Information supplied
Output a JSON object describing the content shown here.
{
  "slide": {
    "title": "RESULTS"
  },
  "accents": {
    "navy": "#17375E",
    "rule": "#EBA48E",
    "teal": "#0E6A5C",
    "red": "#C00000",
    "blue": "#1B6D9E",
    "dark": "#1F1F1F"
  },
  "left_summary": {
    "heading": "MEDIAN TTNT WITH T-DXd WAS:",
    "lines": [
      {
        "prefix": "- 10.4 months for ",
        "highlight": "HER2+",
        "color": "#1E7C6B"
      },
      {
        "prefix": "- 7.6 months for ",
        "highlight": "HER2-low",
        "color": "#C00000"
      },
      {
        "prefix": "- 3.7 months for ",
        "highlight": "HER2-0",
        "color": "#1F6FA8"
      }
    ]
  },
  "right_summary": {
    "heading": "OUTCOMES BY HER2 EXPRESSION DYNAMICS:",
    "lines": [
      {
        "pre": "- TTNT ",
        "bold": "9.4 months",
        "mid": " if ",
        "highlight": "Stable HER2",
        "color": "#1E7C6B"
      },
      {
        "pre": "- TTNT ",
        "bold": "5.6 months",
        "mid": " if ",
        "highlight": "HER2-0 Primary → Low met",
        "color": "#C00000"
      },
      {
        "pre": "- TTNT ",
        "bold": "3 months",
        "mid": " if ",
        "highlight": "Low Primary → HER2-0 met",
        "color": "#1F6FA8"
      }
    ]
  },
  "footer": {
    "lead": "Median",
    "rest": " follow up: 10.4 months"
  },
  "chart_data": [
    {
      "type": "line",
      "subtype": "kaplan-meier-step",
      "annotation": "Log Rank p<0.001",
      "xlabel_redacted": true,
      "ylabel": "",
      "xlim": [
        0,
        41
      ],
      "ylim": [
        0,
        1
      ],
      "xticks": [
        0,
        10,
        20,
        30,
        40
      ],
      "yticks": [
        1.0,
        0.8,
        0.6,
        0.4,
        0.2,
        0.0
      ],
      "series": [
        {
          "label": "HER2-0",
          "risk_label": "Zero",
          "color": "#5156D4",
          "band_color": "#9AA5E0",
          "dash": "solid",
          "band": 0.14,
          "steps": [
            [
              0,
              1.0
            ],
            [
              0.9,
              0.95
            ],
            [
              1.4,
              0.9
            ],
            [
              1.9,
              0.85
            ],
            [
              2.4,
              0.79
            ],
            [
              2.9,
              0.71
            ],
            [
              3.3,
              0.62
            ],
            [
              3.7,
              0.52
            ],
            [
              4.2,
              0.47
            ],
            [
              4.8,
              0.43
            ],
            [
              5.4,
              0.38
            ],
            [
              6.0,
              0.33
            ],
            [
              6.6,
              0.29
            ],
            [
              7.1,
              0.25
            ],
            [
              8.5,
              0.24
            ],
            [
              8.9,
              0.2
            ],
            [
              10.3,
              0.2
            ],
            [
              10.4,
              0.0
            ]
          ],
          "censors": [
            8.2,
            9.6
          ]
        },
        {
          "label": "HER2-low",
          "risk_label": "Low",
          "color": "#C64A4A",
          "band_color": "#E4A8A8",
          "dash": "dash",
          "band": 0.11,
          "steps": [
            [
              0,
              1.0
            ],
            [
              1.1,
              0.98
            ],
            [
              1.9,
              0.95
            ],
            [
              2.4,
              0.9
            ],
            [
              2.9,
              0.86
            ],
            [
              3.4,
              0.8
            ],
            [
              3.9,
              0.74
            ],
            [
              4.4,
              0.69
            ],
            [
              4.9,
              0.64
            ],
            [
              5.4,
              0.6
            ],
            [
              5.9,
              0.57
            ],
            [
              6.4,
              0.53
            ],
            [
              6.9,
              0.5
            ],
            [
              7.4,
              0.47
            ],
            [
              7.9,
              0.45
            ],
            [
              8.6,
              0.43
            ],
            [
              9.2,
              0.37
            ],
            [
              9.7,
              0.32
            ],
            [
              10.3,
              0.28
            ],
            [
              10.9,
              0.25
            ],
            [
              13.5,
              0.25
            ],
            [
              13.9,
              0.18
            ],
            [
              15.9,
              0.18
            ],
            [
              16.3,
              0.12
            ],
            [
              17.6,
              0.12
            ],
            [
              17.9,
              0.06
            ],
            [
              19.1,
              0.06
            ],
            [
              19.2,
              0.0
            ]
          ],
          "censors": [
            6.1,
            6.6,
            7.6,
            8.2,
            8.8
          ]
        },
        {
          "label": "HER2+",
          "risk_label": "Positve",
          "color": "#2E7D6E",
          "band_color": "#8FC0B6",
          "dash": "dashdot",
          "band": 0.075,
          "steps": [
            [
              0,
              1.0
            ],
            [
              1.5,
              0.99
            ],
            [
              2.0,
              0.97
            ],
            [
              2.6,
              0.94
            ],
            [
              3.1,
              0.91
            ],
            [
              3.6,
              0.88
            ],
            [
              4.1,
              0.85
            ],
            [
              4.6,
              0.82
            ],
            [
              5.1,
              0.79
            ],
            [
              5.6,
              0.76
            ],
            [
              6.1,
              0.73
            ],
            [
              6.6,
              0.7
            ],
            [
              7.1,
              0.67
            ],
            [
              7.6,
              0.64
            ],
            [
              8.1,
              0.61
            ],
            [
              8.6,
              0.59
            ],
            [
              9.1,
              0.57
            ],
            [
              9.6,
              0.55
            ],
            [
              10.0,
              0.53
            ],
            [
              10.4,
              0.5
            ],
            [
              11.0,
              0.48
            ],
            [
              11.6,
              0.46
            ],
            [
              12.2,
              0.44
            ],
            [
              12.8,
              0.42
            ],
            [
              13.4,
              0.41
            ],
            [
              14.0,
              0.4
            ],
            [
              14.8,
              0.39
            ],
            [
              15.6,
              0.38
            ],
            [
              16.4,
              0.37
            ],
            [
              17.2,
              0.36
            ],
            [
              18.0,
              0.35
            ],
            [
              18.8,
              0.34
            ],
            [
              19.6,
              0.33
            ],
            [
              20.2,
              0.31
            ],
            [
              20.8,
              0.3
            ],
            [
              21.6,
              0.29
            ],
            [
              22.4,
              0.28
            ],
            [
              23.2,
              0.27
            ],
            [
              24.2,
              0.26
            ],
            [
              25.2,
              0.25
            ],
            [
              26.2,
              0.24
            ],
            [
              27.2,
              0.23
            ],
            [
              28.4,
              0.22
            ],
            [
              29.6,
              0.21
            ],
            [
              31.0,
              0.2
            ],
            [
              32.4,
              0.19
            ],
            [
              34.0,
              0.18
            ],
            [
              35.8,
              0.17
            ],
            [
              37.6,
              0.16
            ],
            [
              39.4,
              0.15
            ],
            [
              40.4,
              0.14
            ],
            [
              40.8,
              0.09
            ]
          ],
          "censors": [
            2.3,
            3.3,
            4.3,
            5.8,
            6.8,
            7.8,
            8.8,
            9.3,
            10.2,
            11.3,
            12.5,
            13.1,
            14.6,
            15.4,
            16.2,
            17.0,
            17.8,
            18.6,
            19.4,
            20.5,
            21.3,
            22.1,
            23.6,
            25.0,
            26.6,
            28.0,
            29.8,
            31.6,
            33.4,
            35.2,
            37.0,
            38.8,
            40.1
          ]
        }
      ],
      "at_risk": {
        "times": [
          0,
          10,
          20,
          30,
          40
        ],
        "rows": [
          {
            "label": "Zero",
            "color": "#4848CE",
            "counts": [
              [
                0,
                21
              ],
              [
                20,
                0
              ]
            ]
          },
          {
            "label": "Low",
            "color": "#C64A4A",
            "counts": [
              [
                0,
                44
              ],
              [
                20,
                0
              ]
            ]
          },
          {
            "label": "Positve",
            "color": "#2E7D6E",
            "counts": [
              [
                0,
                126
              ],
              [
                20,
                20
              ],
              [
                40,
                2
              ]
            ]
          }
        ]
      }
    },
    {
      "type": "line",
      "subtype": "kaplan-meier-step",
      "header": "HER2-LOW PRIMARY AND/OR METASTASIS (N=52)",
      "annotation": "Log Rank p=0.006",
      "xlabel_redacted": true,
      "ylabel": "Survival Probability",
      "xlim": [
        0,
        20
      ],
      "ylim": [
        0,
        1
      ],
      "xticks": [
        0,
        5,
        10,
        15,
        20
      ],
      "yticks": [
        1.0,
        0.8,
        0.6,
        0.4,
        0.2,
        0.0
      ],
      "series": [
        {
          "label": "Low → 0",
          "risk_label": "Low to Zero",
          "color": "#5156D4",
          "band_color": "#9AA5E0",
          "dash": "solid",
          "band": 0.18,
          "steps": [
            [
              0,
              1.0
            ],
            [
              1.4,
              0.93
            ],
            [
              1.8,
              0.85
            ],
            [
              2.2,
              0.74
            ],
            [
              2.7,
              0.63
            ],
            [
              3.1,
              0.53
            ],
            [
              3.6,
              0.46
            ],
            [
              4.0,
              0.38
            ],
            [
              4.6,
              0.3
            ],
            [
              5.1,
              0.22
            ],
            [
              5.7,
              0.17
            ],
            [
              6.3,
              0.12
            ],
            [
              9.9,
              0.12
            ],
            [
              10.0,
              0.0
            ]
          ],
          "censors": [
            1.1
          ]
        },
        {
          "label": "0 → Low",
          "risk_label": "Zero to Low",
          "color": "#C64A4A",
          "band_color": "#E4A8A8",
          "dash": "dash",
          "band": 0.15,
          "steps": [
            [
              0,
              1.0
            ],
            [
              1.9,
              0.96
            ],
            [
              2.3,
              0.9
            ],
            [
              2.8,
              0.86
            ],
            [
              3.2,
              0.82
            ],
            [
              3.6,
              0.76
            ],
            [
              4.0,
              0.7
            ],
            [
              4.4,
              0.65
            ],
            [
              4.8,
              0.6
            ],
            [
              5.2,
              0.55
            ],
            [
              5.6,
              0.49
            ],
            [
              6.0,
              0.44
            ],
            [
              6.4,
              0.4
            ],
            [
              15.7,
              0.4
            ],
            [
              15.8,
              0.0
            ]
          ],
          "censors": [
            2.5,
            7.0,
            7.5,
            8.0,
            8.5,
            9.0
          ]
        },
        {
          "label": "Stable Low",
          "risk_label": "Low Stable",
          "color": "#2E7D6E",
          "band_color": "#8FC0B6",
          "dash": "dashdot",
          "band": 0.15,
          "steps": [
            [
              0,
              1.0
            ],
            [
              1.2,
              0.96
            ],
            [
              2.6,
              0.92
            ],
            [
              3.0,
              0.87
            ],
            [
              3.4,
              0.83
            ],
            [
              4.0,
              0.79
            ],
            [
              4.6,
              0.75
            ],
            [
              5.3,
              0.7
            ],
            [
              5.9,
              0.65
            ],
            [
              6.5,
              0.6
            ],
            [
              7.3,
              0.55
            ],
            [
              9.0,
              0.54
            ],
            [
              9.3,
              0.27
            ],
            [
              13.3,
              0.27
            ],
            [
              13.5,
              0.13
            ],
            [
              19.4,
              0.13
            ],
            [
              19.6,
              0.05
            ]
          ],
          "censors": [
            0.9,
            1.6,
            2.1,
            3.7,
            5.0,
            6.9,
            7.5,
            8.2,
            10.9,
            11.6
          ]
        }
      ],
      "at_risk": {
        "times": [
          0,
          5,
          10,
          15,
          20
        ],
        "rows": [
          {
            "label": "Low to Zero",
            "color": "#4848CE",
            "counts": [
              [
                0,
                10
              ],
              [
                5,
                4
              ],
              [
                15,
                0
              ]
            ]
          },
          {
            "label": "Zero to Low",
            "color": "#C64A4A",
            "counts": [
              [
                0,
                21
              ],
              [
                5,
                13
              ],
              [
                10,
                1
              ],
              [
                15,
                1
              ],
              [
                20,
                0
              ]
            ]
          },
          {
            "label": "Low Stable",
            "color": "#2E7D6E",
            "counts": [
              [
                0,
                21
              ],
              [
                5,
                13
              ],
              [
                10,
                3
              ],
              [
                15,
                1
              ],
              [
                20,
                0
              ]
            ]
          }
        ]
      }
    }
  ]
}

Your task
Return each line in the records that holds the string "months".

Full output
        "prefix": "- 10.4 months for ",
        "prefix": "- 7.6 months for ",
        "prefix": "- 3.7 months for ",
        "bold": "9.4 months",
        "bold": "5.6 months",
        "bold": "3 months",
    "rest": " follow up: 10.4 months"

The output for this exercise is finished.